Document excerpt start
Later, Hugh Van Deventer's son married Bill Haslam's grandmother. So the builder of the waterwheel was sort of our new governor's step-great-grandfather. As a result of that complicated connection, the Big Jim Haslam family now lives in the old Van Deventer house, but the waterwheel is now on another homeowner's property.

A bit of a coincidence is that in the new "Knoxville Remembered" 2011 calendar sold by Knoxville Public Library, the image for January is an artful holiday shot of seven skaters, in silhouette, skating on the frozen-over Van Deventer pond, on January 2, 1926.
Document excerpt end
Requirements:
[A] Which people are named in full in the passage about the Van Deventer waterwheel?
[B] Could you write out the passage about the Van Deventer waterwheel from "Later, Hugh Van" up to and including "January 2, 1926."?
Material provided start
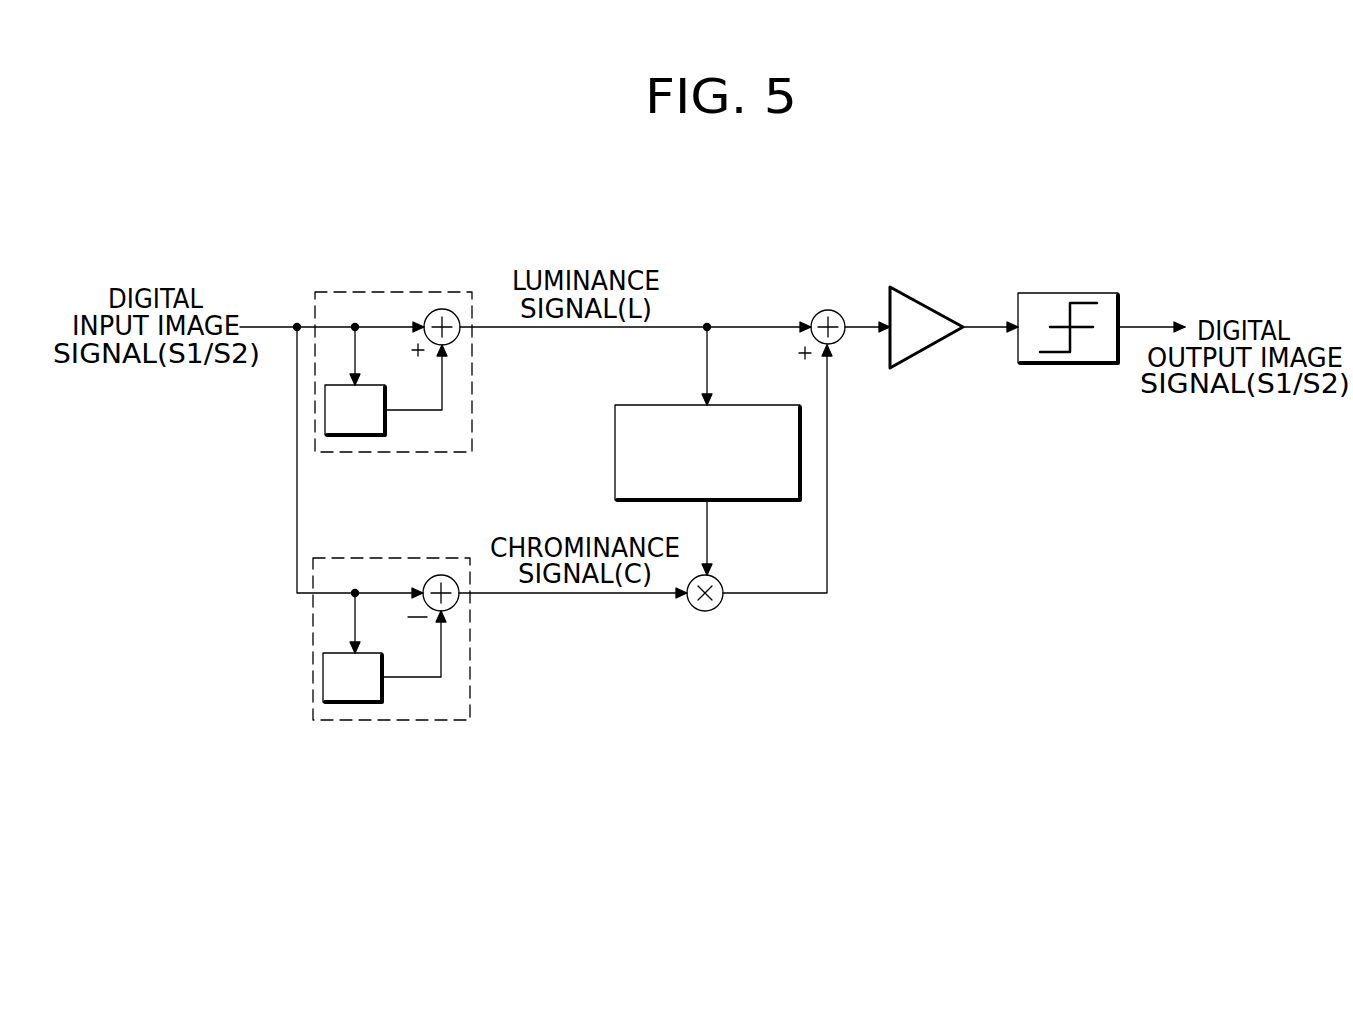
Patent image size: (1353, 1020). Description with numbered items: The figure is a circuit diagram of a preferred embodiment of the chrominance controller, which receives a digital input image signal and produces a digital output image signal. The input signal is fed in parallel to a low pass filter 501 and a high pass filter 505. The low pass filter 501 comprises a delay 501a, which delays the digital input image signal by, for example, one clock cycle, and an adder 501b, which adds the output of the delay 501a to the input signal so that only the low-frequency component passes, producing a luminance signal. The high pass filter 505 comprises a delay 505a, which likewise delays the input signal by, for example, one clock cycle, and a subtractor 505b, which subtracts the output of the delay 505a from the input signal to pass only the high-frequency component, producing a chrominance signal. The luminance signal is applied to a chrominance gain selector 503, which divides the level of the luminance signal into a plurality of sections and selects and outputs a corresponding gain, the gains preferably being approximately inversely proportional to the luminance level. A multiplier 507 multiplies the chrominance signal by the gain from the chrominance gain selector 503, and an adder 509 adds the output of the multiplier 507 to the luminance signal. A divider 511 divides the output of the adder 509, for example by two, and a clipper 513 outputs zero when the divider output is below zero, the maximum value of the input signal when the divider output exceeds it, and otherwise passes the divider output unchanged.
Material provided end
Set of answers:
[A] Hugh Van Deventer, Bill Haslam, Big Jim Haslam

[B]
Later, Hugh Van Deventer's son married Bill Haslam's grandmother. So the builder of the waterwheel was sort of our new governor's step-great-grandfather. As a result of that complicated connection, the Big Jim Haslam family now lives in the old Van Deventer house, but the waterwheel is now on another homeowner's property.

A bit of a coincidence is that in the new "Knoxville Remembered" 2011 calendar sold by Knoxville Public Library, the image for January is an artful holiday shot of seven skaters, in silhouette, skating on the frozen-over Van Deventer pond, on January 2, 1926.